## Exercise directions
Copy every line that holds "industrial".

** Begin Given data **

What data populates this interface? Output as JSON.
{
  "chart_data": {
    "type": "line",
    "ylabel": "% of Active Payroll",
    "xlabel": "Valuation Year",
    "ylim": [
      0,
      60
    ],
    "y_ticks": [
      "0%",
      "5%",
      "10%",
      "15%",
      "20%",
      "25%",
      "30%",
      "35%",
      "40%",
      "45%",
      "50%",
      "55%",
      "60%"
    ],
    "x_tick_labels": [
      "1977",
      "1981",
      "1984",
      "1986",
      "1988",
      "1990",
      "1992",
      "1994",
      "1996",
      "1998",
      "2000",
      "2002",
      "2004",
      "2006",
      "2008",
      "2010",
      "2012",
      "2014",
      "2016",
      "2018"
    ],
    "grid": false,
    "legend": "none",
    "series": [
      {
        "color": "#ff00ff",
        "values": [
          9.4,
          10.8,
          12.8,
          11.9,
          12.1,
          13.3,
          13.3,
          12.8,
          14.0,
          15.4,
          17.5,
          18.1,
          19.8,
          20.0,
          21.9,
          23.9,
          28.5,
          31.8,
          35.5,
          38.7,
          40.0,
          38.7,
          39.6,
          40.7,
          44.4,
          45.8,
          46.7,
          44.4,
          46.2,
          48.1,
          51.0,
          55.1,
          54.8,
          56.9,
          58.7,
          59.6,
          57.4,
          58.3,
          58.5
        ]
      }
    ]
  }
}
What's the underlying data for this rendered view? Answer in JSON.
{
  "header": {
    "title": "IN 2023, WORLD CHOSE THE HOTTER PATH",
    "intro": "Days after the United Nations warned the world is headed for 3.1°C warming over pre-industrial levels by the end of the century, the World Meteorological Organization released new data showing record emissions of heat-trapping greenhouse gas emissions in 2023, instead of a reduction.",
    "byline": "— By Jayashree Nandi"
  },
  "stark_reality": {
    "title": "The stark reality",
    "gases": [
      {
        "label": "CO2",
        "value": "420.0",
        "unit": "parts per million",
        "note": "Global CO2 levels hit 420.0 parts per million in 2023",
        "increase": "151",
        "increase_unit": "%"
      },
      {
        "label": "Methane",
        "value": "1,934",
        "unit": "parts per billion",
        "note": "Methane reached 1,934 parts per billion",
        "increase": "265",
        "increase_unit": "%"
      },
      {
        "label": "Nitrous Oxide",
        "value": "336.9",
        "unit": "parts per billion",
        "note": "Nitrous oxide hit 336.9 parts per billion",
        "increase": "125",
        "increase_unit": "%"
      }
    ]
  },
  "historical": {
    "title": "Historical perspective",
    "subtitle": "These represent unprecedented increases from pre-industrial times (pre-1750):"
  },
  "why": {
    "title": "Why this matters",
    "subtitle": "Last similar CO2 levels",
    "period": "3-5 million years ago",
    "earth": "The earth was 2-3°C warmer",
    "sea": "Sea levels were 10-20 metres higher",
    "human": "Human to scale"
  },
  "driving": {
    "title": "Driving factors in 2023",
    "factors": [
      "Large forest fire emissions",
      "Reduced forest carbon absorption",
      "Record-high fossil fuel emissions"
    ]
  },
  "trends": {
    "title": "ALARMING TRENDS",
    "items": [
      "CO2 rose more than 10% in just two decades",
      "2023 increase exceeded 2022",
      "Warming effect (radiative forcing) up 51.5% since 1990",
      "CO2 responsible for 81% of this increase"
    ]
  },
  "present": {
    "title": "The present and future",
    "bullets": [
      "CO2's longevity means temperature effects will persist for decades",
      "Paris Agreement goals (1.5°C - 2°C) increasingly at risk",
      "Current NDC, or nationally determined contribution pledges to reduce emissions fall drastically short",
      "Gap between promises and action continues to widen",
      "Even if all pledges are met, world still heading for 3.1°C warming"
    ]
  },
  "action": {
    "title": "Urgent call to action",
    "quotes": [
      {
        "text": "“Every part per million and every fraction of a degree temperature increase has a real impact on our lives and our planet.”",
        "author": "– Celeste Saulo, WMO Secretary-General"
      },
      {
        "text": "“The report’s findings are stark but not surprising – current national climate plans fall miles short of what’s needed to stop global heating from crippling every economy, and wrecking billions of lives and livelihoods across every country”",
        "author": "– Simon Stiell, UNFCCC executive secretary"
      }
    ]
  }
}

** End Given data **

## Solution for this task
    "intro": "Days after the United Nations warned the world is headed for 3.1°C warming over pre-industrial levels by the end of the century, the World Meteorological Organization released new data showing record emissions of heat-trapping greenhouse gas emissions in 2023, instead of a reduction.",
    "subtitle": "These represent unprecedented increases from pre-industrial times (pre-1750):"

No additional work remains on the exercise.